> [Set exercise]:
Each record below should appear again exactly as written.

== Excerpted data ==

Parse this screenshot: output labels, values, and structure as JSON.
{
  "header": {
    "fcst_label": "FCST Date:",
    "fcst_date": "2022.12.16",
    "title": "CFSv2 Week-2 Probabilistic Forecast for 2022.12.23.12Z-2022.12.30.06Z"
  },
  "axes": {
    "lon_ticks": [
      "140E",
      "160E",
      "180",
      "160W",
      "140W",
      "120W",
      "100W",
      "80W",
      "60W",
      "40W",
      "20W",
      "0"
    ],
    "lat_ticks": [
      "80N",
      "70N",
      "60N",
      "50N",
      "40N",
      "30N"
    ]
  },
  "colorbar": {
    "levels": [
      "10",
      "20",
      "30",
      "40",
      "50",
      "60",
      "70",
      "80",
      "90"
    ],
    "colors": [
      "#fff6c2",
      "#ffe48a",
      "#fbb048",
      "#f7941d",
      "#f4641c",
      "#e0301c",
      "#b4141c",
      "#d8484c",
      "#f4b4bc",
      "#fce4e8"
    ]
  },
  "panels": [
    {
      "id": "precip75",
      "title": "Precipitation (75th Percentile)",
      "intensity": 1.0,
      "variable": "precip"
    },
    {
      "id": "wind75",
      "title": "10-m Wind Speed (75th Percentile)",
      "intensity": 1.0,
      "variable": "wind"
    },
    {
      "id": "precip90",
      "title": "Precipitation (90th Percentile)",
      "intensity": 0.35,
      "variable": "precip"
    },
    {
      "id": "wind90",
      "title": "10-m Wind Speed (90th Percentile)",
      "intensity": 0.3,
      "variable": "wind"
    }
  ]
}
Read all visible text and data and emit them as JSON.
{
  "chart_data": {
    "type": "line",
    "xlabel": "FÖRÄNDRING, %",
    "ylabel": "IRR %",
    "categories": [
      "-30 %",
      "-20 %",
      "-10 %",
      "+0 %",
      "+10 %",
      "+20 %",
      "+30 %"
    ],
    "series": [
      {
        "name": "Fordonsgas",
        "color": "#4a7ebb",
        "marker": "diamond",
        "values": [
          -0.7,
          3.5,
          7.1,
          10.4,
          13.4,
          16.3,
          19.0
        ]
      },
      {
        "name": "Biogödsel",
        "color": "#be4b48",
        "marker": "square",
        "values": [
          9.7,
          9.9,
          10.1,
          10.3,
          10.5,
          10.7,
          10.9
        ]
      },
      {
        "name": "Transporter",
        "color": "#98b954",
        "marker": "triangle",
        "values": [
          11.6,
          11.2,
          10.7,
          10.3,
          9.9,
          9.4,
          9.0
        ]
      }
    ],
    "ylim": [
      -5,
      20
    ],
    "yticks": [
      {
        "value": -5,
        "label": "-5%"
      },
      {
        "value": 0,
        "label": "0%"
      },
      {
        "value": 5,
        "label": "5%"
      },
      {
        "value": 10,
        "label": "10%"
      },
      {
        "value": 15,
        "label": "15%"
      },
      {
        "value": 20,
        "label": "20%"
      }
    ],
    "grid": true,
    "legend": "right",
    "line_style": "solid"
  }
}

===

> [Problem solution]:
Parse this screenshot: output labels, values, and structure as JSON.
{
  "header": {
    "fcst_label": "FCST Date:",
    "fcst_date": "2022.12.16",
    "title": "CFSv2 Week-2 Probabilistic Forecast for 2022.12.23.12Z-2022.12.30.06Z"
  },
  "axes": {
    "lon_ticks": [
      "140E",
      "160E",
      "180",
      "160W",
      "140W",
      "120W",
      "100W",
      "80W",
      "60W",
      "40W",
      "20W",
      "0"
    ],
    "lat_ticks": [
      "80N",
      "70N",
      "60N",
      "50N",
      "40N",
      "30N"
    ]
  },
  "colorbar": {
    "levels": [
      "10",
      "20",
      "30",
      "40",
      "50",
      "60",
      "70",
      "80",
      "90"
    ],
    "colors": [
      "#fff6c2",
      "#ffe48a",
      "#fbb048",
      "#f7941d",
      "#f4641c",
      "#e0301c",
      "#b4141c",
      "#d8484c",
      "#f4b4bc",
      "#fce4e8"
    ]
  },
  "panels": [
    {
      "id": "precip75",
      "title": "Precipitation (75th Percentile)",
      "intensity": 1.0,
      "variable": "precip"
    },
    {
      "id": "wind75",
      "title": "10-m Wind Speed (75th Percentile)",
      "intensity": 1.0,
      "variable": "wind"
    },
    {
      "id": "precip90",
      "title": "Precipitation (90th Percentile)",
      "intensity": 0.35,
      "variable": "precip"
    },
    {
      "id": "wind90",
      "title": "10-m Wind Speed (90th Percentile)",
      "intensity": 0.3,
      "variable": "wind"
    }
  ]
}
Read all visible text and data and emit them as JSON.
{
  "chart_data": {
    "type": "line",
    "xlabel": "FÖRÄNDRING, %",
    "ylabel": "IRR %",
    "categories": [
      "-30 %",
      "-20 %",
      "-10 %",
      "+0 %",
      "+10 %",
      "+20 %",
      "+30 %"
    ],
    "series": [
      {
        "name": "Fordonsgas",
        "color": "#4a7ebb",
        "marker": "diamond",
        "values": [
          -0.7,
          3.5,
          7.1,
          10.4,
          13.4,
          16.3,
          19.0
        ]
      },
      {
        "name": "Biogödsel",
        "color": "#be4b48",
        "marker": "square",
        "values": [
          9.7,
          9.9,
          10.1,
          10.3,
          10.5,
          10.7,
          10.9
        ]
      },
      {
        "name": "Transporter",
        "color": "#98b954",
        "marker": "triangle",
        "values": [
          11.6,
          11.2,
          10.7,
          10.3,
          9.9,
          9.4,
          9.0
        ]
      }
    ],
    "ylim": [
      -5,
      20
    ],
    "yticks": [
      {
        "value": -5,
        "label": "-5%"
      },
      {
        "value": 0,
        "label": "0%"
      },
      {
        "value": 5,
        "label": "5%"
      },
      {
        "value": 10,
        "label": "10%"
      },
      {
        "value": 15,
        "label": "15%"
      },
      {
        "value": 20,
        "label": "20%"
      }
    ],
    "grid": true,
    "legend": "right",
    "line_style": "solid"
  }
}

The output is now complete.